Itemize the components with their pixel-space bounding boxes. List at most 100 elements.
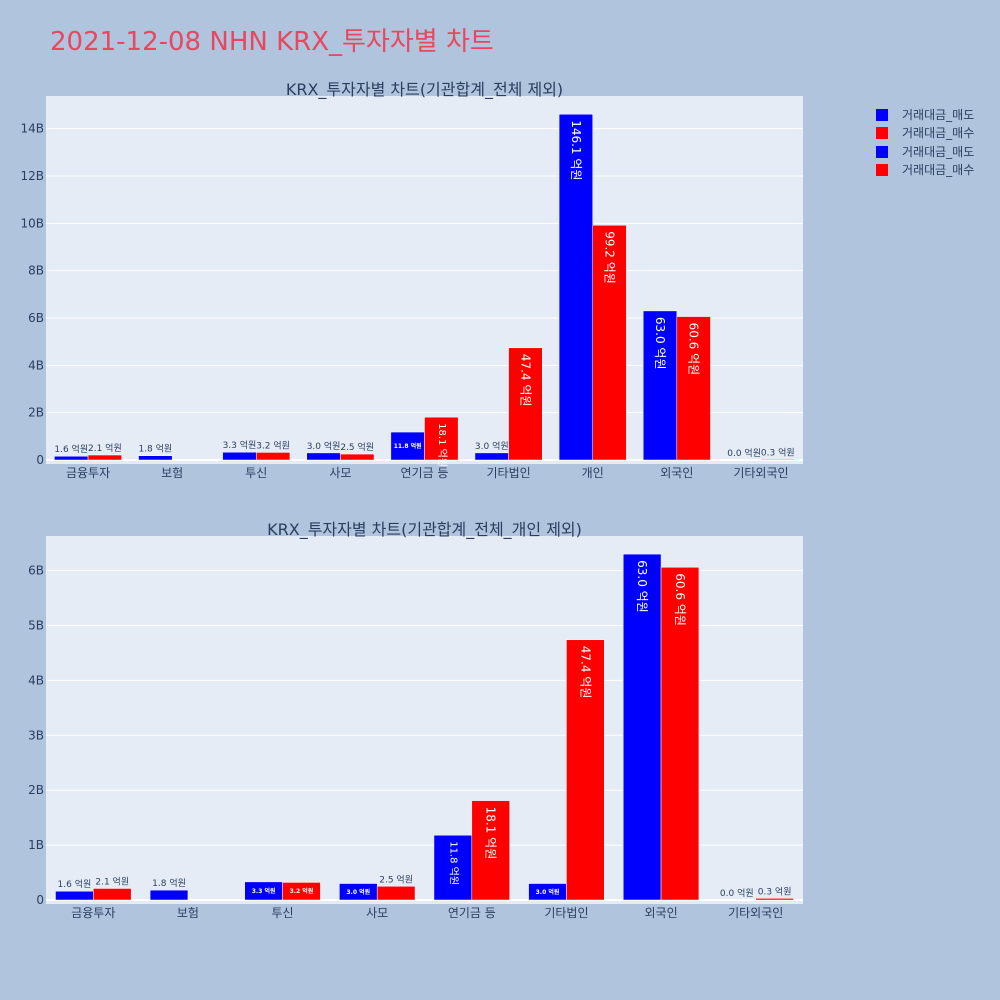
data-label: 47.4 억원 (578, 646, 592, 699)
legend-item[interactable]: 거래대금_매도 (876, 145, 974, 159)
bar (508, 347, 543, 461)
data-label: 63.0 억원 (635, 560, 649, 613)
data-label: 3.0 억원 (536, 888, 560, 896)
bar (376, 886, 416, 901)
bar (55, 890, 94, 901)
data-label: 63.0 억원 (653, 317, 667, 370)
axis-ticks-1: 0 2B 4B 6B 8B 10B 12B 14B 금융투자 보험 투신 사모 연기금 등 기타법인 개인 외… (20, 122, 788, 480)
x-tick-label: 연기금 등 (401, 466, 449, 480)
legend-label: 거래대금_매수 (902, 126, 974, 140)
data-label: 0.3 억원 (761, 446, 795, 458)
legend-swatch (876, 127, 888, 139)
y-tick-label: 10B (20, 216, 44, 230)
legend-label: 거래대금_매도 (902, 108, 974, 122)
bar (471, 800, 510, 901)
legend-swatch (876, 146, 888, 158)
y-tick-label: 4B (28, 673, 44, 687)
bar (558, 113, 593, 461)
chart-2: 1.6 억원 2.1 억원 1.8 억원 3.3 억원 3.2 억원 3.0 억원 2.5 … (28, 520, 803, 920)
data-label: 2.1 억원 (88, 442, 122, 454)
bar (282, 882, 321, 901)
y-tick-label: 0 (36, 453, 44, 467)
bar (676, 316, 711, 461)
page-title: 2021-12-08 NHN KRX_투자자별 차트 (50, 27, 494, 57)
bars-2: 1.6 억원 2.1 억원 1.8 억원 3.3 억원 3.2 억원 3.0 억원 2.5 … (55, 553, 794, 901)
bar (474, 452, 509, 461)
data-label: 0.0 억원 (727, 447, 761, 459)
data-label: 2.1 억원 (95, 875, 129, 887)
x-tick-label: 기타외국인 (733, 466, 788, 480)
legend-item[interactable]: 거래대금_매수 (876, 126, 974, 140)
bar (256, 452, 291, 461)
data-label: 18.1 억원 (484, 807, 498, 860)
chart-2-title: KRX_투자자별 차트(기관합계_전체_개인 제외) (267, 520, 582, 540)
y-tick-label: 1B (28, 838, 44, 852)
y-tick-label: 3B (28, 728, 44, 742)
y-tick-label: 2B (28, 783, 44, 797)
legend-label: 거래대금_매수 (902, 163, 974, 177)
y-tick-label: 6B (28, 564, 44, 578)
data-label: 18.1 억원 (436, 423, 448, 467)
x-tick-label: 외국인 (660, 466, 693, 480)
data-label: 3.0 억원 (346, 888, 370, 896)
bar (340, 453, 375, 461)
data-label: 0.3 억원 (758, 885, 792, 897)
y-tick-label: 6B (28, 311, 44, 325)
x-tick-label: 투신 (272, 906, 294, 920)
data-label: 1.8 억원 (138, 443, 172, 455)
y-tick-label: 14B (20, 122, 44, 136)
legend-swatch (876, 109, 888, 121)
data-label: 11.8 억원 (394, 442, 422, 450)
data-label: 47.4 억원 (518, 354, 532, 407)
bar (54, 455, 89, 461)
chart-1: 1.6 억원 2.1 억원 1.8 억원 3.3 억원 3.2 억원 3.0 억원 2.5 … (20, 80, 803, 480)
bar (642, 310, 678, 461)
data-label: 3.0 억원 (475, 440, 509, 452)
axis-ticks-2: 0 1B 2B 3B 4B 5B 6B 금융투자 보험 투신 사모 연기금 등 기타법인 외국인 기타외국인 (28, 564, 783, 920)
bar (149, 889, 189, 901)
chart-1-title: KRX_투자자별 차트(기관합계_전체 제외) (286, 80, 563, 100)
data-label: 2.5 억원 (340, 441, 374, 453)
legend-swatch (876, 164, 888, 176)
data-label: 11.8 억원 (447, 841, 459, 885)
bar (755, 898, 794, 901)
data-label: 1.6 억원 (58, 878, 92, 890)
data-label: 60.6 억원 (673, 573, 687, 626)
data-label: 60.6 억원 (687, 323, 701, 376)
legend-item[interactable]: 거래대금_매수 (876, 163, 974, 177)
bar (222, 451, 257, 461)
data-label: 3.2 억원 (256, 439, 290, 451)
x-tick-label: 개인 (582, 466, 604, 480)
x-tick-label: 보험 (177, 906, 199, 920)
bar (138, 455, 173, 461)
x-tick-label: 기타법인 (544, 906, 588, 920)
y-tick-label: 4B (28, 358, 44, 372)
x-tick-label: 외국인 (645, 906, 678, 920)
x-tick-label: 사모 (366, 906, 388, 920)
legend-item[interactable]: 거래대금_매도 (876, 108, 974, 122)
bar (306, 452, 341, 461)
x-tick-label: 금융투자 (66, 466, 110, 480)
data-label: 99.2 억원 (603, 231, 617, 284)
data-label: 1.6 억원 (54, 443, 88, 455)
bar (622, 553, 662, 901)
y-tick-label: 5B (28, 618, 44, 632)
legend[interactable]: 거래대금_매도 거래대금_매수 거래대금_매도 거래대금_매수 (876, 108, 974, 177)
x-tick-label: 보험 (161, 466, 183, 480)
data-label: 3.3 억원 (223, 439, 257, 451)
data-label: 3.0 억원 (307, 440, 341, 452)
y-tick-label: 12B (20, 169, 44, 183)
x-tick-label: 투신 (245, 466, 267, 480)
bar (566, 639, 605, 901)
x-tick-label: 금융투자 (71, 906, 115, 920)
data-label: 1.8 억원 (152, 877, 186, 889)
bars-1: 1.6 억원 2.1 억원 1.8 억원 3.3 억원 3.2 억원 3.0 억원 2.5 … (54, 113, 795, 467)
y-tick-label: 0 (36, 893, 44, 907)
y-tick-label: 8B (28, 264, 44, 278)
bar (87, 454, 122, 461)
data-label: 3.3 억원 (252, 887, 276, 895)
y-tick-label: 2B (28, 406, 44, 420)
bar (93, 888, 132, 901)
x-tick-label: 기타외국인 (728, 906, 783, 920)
______
## OBJECTIVE
Copy every line of the entries above without any changes, and leave out the pictures.

## WRITTEN ANSWER
Itemize the components with their pixel-space bounding boxes. List at most 100 elements.
data-label: 47.4 억원 (578, 646, 592, 699)
legend-item[interactable]: 거래대금_매도 (876, 145, 974, 159)
bar (508, 347, 543, 461)
data-label: 63.0 억원 (635, 560, 649, 613)
data-label: 3.0 억원 (536, 888, 560, 896)
bar (376, 886, 416, 901)
bar (55, 890, 94, 901)
data-label: 63.0 억원 (653, 317, 667, 370)
axis-ticks-1: 0 2B 4B 6B 8B 10B 12B 14B 금융투자 보험 투신 사모 연기금 등 기타법인 개인 외… (20, 122, 788, 480)
x-tick-label: 연기금 등 (401, 466, 449, 480)
legend-label: 거래대금_매수 (902, 126, 974, 140)
data-label: 0.3 억원 (761, 446, 795, 458)
legend-swatch (876, 127, 888, 139)
y-tick-label: 10B (20, 216, 44, 230)
legend-label: 거래대금_매도 (902, 108, 974, 122)
bar (471, 800, 510, 901)
legend-swatch (876, 146, 888, 158)
y-tick-label: 4B (28, 673, 44, 687)
bar (558, 113, 593, 461)
chart-2: 1.6 억원 2.1 억원 1.8 억원 3.3 억원 3.2 억원 3.0 억원 2.5 … (28, 520, 803, 920)
data-label: 2.1 억원 (88, 442, 122, 454)
bar (282, 882, 321, 901)
y-tick-label: 0 (36, 453, 44, 467)
bar (676, 316, 711, 461)
page-title: 2021-12-08 NHN KRX_투자자별 차트 (50, 27, 494, 57)
bars-2: 1.6 억원 2.1 억원 1.8 억원 3.3 억원 3.2 억원 3.0 억원 2.5 … (55, 553, 794, 901)
bar (474, 452, 509, 461)
data-label: 0.0 억원 (727, 447, 761, 459)
data-label: 2.1 억원 (95, 875, 129, 887)
x-tick-label: 기타외국인 (733, 466, 788, 480)
legend-item[interactable]: 거래대금_매수 (876, 126, 974, 140)
bar (256, 452, 291, 461)
data-label: 18.1 억원 (484, 807, 498, 860)
chart-2-title: KRX_투자자별 차트(기관합계_전체_개인 제외) (267, 520, 582, 540)
y-tick-label: 1B (28, 838, 44, 852)
y-tick-label: 3B (28, 728, 44, 742)
y-tick-label: 2B (28, 783, 44, 797)
legend-label: 거래대금_매수 (902, 163, 974, 177)
y-tick-label: 6B (28, 564, 44, 578)
data-label: 18.1 억원 (436, 423, 448, 467)
x-tick-label: 외국인 (660, 466, 693, 480)
data-label: 3.0 억원 (346, 888, 370, 896)
bar (340, 453, 375, 461)
data-label: 0.3 억원 (758, 885, 792, 897)
y-tick-label: 6B (28, 311, 44, 325)
x-tick-label: 투신 (272, 906, 294, 920)
data-label: 1.8 억원 (138, 443, 172, 455)
y-tick-label: 14B (20, 122, 44, 136)
legend-swatch (876, 109, 888, 121)
data-label: 11.8 억원 (394, 442, 422, 450)
data-label: 47.4 억원 (518, 354, 532, 407)
bar (54, 455, 89, 461)
chart-1: 1.6 억원 2.1 억원 1.8 억원 3.3 억원 3.2 억원 3.0 억원 2.5 … (20, 80, 803, 480)
bar (642, 310, 678, 461)
data-label: 3.0 억원 (475, 440, 509, 452)
axis-ticks-2: 0 1B 2B 3B 4B 5B 6B 금융투자 보험 투신 사모 연기금 등 기타법인 외국인 기타외국인 (28, 564, 783, 920)
bar (149, 889, 189, 901)
chart-1-title: KRX_투자자별 차트(기관합계_전체 제외) (286, 80, 563, 100)
data-label: 2.5 억원 (340, 441, 374, 453)
legend-swatch (876, 164, 888, 176)
data-label: 11.8 억원 (447, 841, 459, 885)
bar (755, 898, 794, 901)
data-label: 1.6 억원 (58, 878, 92, 890)
data-label: 60.6 억원 (673, 573, 687, 626)
data-label: 60.6 억원 (687, 323, 701, 376)
legend-item[interactable]: 거래대금_매수 (876, 163, 974, 177)
bar (222, 451, 257, 461)
data-label: 3.2 억원 (256, 439, 290, 451)
x-tick-label: 개인 (582, 466, 604, 480)
x-tick-label: 보험 (177, 906, 199, 920)
bar (138, 455, 173, 461)
x-tick-label: 기타법인 (544, 906, 588, 920)
y-tick-label: 4B (28, 358, 44, 372)
x-tick-label: 외국인 (645, 906, 678, 920)
x-tick-label: 사모 (366, 906, 388, 920)
legend-item[interactable]: 거래대금_매도 (876, 108, 974, 122)
bar (306, 452, 341, 461)
x-tick-label: 금융투자 (66, 466, 110, 480)
data-label: 99.2 억원 (603, 231, 617, 284)
data-label: 1.6 억원 (54, 443, 88, 455)
bar (622, 553, 662, 901)
y-tick-label: 5B (28, 618, 44, 632)
legend[interactable]: 거래대금_매도 거래대금_매수 거래대금_매도 거래대금_매수 (876, 108, 974, 177)
x-tick-label: 보험 (161, 466, 183, 480)
data-label: 3.3 억원 (223, 439, 257, 451)
data-label: 3.0 억원 (307, 440, 341, 452)
y-tick-label: 12B (20, 169, 44, 183)
x-tick-label: 투신 (245, 466, 267, 480)
bar (566, 639, 605, 901)
x-tick-label: 금융투자 (71, 906, 115, 920)
data-label: 1.8 억원 (152, 877, 186, 889)
bars-1: 1.6 억원 2.1 억원 1.8 억원 3.3 억원 3.2 억원 3.0 억원 2.5 … (54, 113, 795, 467)
y-tick-label: 0 (36, 893, 44, 907)
y-tick-label: 8B (28, 264, 44, 278)
bar (87, 454, 122, 461)
data-label: 3.3 억원 (252, 887, 276, 895)
y-tick-label: 2B (28, 406, 44, 420)
bar (93, 888, 132, 901)
x-tick-label: 기타외국인 (728, 906, 783, 920)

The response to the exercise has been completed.